**ARTIKEL:**
--
Dalam Sejarah Kasus Kejahatan Terhadap Anak di Indonesia, Hanya di Bima Ketua PN Turun Langsung Olah TKP


                                             Ketua PN Raba-Bima, A. Harris Tewa, SH, MH

Visioner Berita Kota Bima-A. Harris Tewa, SH, MH adalah darah Arab kelahiran Ambon-Maluku Indonesia. Tercatat sudah lebih dari setahun, level senior dalam dunia foto grafi ini menjabat sebagai Ketua Pengadilan Negeri (Ketua PN).

Khususnya di Bima, mantan Ketua PN Manggarai Raya (Ruteng) NTT ini, diakui cukup dikenal. Ia dikenal sangat kocak di luar namun bak singa ketika memimpin persidangan, terutama dalam kasus kejahatan terhadap anak di bawah umur. Pada perkara tindak kejahatan terhadap anak, palunya tak mengenal kata toleransi terhadap penjahatnya. Yakni divonis sampai dengan 20 tahun penjara.
--
**DATA YANG DISEDIAKAN:**

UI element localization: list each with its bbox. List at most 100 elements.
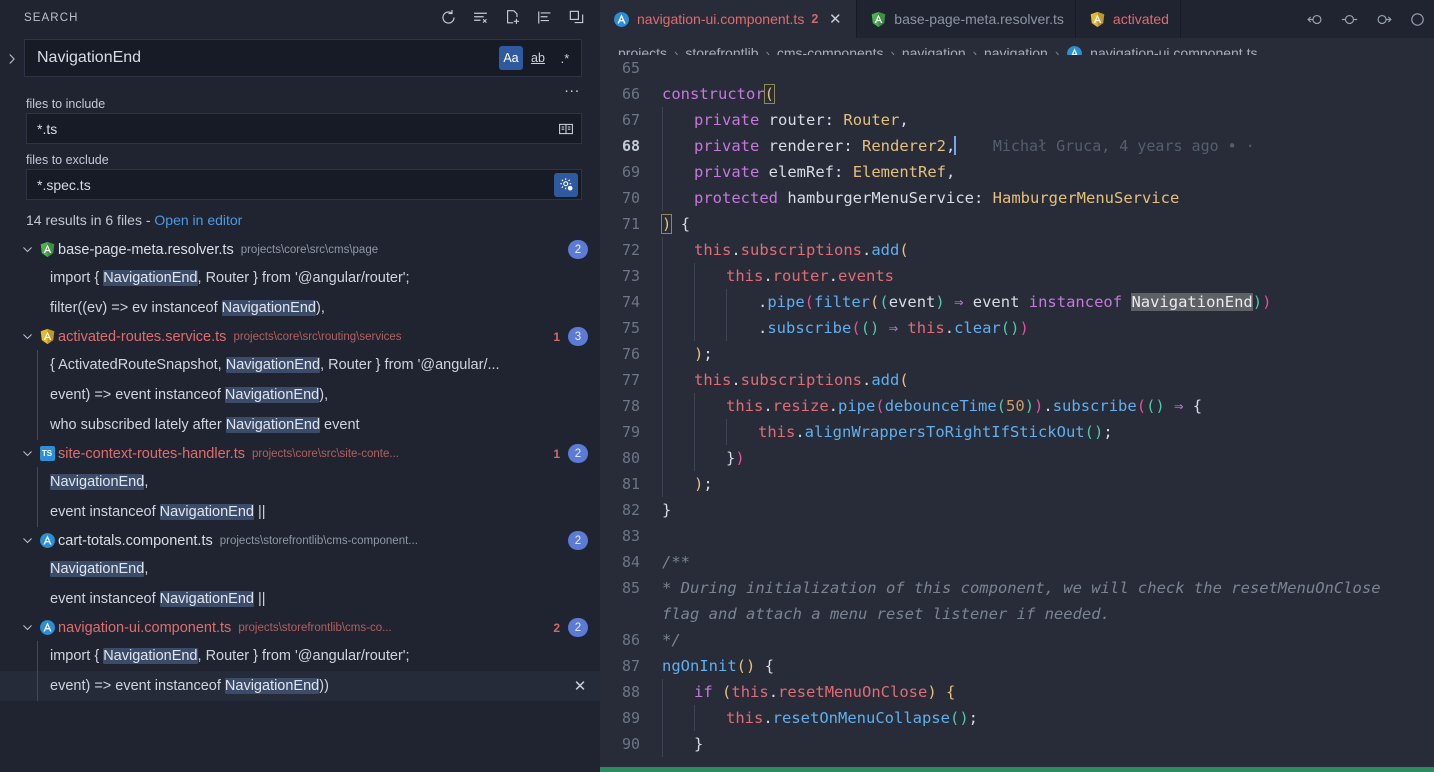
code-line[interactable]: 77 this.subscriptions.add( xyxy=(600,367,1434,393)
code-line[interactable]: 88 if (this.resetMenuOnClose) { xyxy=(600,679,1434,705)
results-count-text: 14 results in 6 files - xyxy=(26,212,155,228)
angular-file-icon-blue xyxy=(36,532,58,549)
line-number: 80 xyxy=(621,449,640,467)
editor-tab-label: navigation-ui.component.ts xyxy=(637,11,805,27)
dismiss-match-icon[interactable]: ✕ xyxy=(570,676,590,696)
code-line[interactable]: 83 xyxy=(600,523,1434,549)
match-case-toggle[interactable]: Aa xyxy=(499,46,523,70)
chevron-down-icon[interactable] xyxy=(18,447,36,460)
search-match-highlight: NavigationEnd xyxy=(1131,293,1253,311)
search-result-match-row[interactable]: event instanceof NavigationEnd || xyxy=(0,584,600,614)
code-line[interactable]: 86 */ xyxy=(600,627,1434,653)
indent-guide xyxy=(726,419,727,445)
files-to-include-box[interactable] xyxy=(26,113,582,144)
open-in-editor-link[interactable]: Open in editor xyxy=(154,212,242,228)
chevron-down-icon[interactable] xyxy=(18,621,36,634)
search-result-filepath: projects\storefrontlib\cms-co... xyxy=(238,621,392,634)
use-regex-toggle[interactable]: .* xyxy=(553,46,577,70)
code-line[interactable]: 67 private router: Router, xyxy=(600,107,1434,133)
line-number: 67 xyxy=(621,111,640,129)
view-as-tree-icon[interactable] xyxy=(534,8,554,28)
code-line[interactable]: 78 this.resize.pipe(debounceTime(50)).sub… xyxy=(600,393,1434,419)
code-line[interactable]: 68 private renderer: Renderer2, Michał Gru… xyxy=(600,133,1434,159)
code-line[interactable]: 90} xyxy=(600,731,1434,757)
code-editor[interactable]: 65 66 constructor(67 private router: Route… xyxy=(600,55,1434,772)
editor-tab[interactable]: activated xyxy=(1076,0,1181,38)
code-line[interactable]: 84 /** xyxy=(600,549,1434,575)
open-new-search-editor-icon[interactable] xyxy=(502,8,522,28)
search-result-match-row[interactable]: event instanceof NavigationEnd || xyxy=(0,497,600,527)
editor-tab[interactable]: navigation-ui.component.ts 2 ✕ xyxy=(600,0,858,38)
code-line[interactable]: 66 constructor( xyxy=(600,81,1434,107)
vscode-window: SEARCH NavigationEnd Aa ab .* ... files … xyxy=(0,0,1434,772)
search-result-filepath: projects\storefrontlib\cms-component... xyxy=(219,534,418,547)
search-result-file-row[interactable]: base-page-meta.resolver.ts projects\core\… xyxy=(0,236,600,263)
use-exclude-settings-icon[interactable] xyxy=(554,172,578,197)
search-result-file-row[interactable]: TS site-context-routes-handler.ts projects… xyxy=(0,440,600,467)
--
**TUGAS:**
Menurut artikel tentang Ketua PN Raba-Bima, jabatan apa yang sebelumnya pernah dipegang oleh A. Harris Tewa? Jawaban hanya boleh bersumber dari artikel.

**HASIL:**
Ketua PN Manggarai Raya (Ruteng), NTT.